# [TASK INSTRUCTIONS]
The records that follow are to be transcribed in full, without their images.

# [TASK INPUTS]
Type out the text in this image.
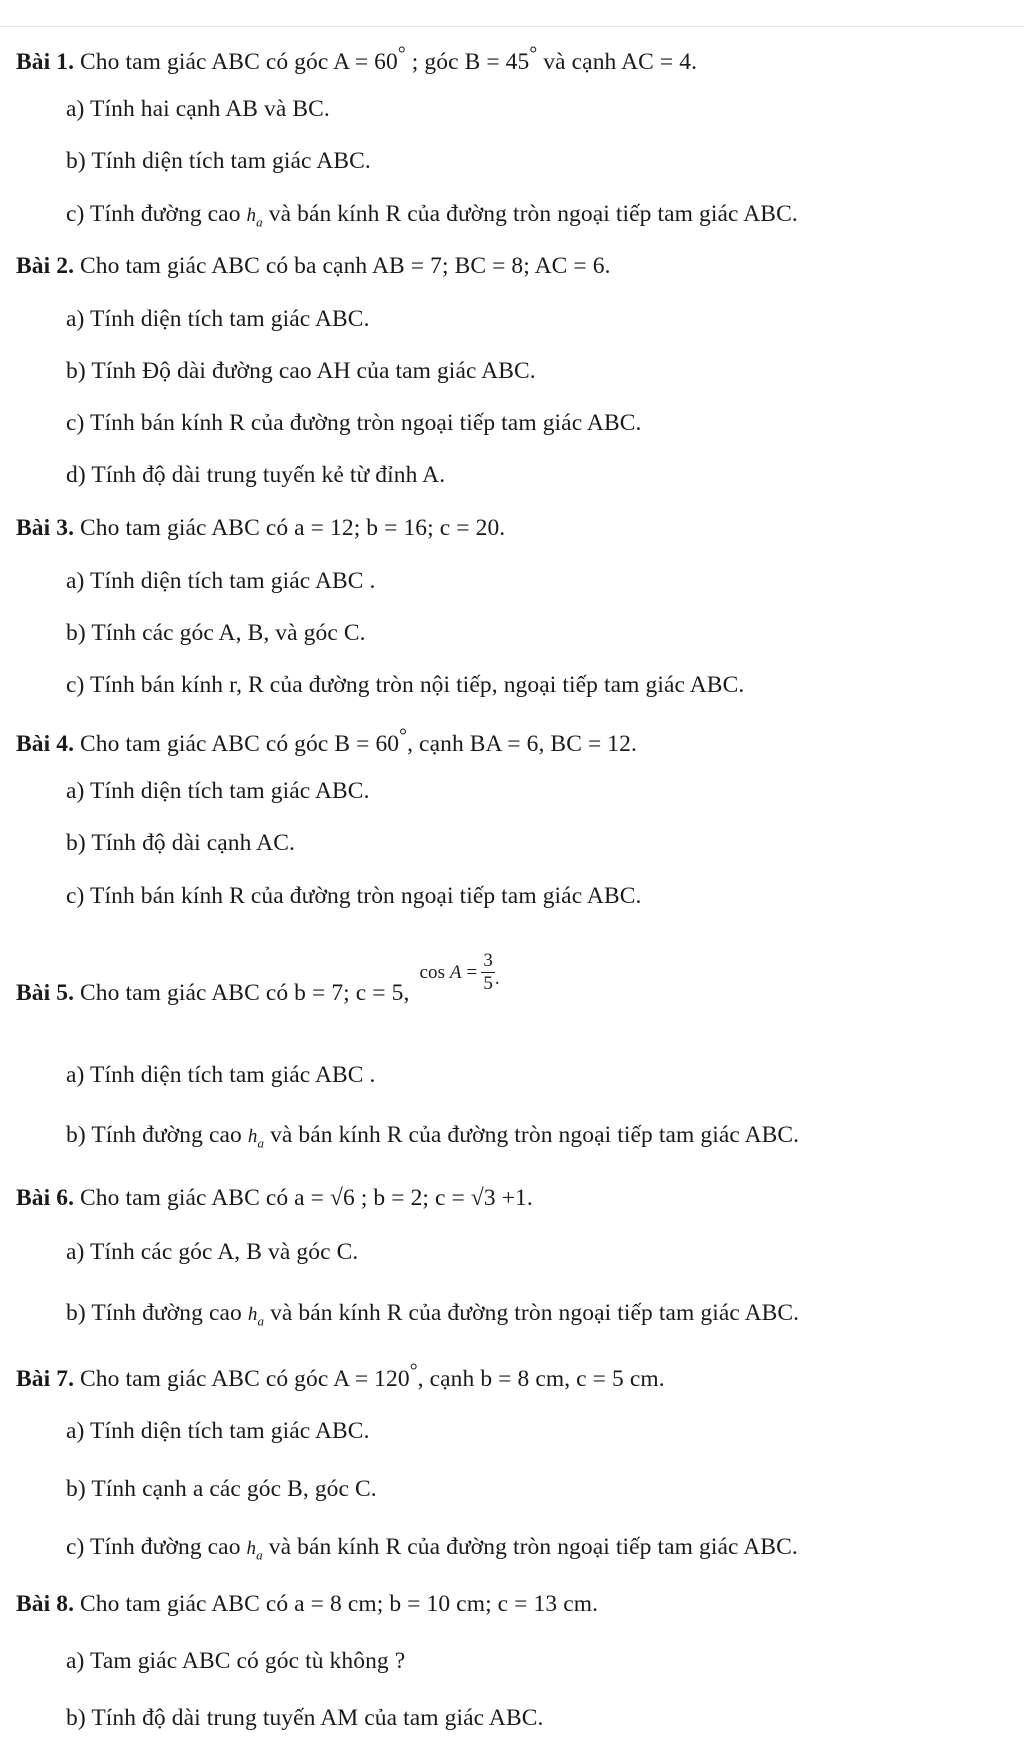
Bài 1. Cho tam giác ABC có góc A = 60° ; góc B = 45° và cạnh AC = 4.
a) Tính hai cạnh AB và BC.
b) Tính diện tích tam giác ABC.
c) Tính đường cao $h_a$ và bán kính R của đường tròn ngoại tiếp tam giác ABC.
Bài 2. Cho tam giác ABC có ba cạnh AB = 7; BC = 8; AC = 6.
a) Tính diện tích tam giác ABC.
b) Tính Độ dài đường cao AH của tam giác ABC.
c) Tính bán kính R của đường tròn ngoại tiếp tam giác ABC.
d) Tính độ dài trung tuyến kẻ từ đỉnh A.
Bài 3. Cho tam giác ABC có a = 12; b = 16; c = 20.
a) Tính diện tích tam giác ABC .
b) Tính các góc A, B, và góc C.
c) Tính bán kính r, R của đường tròn nội tiếp, ngoại tiếp tam giác ABC.
Bài 4. Cho tam giác ABC có góc B = 60°, cạnh BA = 6, BC = 12.
a) Tính diện tích tam giác ABC.
b) Tính độ dài cạnh AC.
c) Tính bán kính R của đường tròn ngoại tiếp tam giác ABC.
Bài 5. Cho tam giác ABC có b = 7; c = 5,cos $A = \frac{3}{5} _.$
a) Tính diện tích tam giác ABC .
b) Tính đường cao $h_a$ và bán kính R của đường tròn ngoại tiếp tam giác ABC.
Bài 6. Cho tam giác ABC có a = √6 ; b = 2; c = √3 +1.
a) Tính các góc A, B và góc C.
b) Tính đường cao $h_a$ và bán kính R của đường tròn ngoại tiếp tam giác ABC.
Bài 7. Cho tam giác ABC có góc A = 120°, cạnh b = 8 cm, c = 5 cm.
a) Tính diện tích tam giác ABC.
b) Tính cạnh a các góc B, góc C.
c) Tính đường cao $h_a$ và bán kính R của đường tròn ngoại tiếp tam giác ABC.
Bài 8. Cho tam giác ABC có a = 8 cm; b = 10 cm; c = 13 cm.
a) Tam giác ABC có góc tù không ?
b) Tính độ dài trung tuyến AM của tam giác ABC.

# [RESULT BELOW]
Type out the text in this image.
Bài 1. Cho tam giác ABC có góc A = 60° ; góc B = 45° và cạnh AC = 4.
a) Tính hai cạnh AB và BC.
b) Tính diện tích tam giác ABC.
c) Tính đường cao $h_a$ và bán kính R của đường tròn ngoại tiếp tam giác ABC.
Bài 2. Cho tam giác ABC có ba cạnh AB = 7; BC = 8; AC = 6.
a) Tính diện tích tam giác ABC.
b) Tính Độ dài đường cao AH của tam giác ABC.
c) Tính bán kính R của đường tròn ngoại tiếp tam giác ABC.
d) Tính độ dài trung tuyến kẻ từ đỉnh A.
Bài 3. Cho tam giác ABC có a = 12; b = 16; c = 20.
a) Tính diện tích tam giác ABC .
b) Tính các góc A, B, và góc C.
c) Tính bán kính r, R của đường tròn nội tiếp, ngoại tiếp tam giác ABC.
Bài 4. Cho tam giác ABC có góc B = 60°, cạnh BA = 6, BC = 12.
a) Tính diện tích tam giác ABC.
b) Tính độ dài cạnh AC.
c) Tính bán kính R của đường tròn ngoại tiếp tam giác ABC.
Bài 5. Cho tam giác ABC có b = 7; c = 5,cos $A = \frac{3}{5} _.$
a) Tính diện tích tam giác ABC .
b) Tính đường cao $h_a$ và bán kính R của đường tròn ngoại tiếp tam giác ABC.
Bài 6. Cho tam giác ABC có a = √6 ; b = 2; c = √3 +1.
a) Tính các góc A, B và góc C.
b) Tính đường cao $h_a$ và bán kính R của đường tròn ngoại tiếp tam giác ABC.
Bài 7. Cho tam giác ABC có góc A = 120°, cạnh b = 8 cm, c = 5 cm.
a) Tính diện tích tam giác ABC.
b) Tính cạnh a các góc B, góc C.
c) Tính đường cao $h_a$ và bán kính R của đường tròn ngoại tiếp tam giác ABC.
Bài 8. Cho tam giác ABC có a = 8 cm; b = 10 cm; c = 13 cm.
a) Tam giác ABC có góc tù không ?
b) Tính độ dài trung tuyến AM của tam giác ABC.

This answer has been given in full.